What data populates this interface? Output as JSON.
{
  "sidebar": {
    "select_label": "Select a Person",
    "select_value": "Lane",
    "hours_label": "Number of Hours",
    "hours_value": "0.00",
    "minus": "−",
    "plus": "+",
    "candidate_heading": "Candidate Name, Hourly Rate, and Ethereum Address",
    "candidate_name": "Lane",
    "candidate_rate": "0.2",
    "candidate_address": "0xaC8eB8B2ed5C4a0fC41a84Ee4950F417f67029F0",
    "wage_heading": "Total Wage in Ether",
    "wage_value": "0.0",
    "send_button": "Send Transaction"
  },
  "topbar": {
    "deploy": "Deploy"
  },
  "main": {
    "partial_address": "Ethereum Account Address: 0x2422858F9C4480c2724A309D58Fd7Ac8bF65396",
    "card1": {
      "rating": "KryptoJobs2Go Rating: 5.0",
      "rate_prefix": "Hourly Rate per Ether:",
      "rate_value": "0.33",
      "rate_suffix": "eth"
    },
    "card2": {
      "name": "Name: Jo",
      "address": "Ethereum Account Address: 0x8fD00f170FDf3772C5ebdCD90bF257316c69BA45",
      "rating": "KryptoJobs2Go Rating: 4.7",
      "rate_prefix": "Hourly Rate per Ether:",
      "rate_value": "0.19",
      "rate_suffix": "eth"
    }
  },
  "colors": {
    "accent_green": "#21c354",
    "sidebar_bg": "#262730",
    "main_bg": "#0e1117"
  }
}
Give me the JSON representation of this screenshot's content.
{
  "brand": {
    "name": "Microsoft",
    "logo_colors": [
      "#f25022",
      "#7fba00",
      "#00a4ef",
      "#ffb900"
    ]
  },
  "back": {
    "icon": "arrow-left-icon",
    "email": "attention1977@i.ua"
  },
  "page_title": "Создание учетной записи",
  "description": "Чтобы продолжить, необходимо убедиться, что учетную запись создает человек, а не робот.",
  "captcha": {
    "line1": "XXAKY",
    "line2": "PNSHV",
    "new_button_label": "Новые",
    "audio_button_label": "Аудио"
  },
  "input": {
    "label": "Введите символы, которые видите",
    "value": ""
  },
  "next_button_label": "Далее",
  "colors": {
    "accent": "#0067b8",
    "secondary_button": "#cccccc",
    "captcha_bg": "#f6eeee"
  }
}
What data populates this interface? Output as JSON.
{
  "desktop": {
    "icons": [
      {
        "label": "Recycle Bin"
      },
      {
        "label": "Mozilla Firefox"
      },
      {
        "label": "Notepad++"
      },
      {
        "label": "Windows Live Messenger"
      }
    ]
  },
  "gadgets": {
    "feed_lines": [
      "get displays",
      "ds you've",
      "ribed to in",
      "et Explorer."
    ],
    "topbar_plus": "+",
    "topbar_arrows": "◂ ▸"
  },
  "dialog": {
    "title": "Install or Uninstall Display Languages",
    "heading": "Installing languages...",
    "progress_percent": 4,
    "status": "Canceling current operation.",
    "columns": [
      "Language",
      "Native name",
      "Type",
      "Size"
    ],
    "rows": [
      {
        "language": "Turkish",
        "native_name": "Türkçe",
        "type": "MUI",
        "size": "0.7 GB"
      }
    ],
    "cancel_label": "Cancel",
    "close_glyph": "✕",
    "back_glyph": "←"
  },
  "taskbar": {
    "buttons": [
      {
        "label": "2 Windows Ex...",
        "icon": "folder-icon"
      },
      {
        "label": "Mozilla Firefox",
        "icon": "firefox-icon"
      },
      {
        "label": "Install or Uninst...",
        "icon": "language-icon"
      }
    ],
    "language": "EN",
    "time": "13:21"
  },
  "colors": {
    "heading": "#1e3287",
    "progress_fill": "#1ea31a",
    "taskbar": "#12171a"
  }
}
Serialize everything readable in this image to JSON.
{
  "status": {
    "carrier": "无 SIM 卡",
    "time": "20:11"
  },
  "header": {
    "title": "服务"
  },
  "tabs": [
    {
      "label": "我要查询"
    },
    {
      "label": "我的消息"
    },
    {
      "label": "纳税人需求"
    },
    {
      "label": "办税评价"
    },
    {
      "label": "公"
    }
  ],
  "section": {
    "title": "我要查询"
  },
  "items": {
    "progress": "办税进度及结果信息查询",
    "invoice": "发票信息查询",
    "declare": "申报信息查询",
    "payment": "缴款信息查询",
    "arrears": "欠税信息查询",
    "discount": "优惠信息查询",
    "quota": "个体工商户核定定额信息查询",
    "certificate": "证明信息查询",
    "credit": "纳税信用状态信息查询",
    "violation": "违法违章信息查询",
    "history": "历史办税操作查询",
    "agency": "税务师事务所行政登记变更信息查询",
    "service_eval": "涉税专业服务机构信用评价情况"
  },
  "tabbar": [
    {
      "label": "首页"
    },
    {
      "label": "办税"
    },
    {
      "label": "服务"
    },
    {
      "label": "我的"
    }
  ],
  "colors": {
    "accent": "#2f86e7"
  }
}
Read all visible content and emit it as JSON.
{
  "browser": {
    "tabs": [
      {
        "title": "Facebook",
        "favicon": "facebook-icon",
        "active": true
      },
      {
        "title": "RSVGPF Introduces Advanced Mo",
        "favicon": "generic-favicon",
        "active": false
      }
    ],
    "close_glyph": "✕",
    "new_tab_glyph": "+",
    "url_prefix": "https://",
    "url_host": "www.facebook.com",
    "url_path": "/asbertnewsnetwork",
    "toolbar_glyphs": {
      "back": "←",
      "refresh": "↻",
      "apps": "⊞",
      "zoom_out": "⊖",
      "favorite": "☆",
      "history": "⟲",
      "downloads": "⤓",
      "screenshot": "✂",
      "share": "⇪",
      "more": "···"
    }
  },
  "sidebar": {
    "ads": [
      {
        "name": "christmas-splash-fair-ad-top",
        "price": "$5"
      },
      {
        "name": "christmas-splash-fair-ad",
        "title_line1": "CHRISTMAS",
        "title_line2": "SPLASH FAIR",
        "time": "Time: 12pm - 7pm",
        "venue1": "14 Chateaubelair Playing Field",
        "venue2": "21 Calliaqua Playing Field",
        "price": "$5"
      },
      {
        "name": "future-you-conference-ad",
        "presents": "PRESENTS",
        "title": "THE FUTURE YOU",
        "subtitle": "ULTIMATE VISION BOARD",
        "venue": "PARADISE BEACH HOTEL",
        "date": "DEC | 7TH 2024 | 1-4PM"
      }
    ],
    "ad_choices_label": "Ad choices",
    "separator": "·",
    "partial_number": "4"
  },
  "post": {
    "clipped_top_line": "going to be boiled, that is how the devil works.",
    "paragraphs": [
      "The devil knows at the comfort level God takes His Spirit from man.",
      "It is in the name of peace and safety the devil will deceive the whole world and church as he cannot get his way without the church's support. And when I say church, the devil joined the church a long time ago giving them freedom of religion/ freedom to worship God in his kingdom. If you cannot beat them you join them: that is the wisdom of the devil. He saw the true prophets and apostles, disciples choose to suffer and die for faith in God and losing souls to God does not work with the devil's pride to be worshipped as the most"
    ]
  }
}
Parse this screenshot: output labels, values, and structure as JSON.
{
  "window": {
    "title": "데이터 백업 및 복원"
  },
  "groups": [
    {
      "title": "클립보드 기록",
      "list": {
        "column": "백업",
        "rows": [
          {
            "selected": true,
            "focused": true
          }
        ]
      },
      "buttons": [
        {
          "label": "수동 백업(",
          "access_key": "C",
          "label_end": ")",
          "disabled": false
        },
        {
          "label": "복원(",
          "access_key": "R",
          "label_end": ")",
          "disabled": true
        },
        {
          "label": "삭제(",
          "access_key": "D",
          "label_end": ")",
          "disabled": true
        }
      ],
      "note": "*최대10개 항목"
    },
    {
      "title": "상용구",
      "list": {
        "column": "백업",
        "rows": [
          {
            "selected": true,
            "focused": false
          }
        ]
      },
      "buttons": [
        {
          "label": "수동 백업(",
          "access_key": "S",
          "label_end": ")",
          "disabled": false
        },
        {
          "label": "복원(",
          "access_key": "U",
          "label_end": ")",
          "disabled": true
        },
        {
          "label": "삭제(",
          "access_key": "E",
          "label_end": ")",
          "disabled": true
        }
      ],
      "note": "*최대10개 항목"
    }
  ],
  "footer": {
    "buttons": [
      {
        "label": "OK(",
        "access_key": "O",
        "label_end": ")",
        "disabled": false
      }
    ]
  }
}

THE TASK | Find the word "screenshot" in the data and show each line that holds it.

OUTPUT FOR THIS TASK |
Give me the JSON representation of this screenshot's content.
      "screenshot": "✂",
Parse this screenshot: output labels, values, and structure as JSON.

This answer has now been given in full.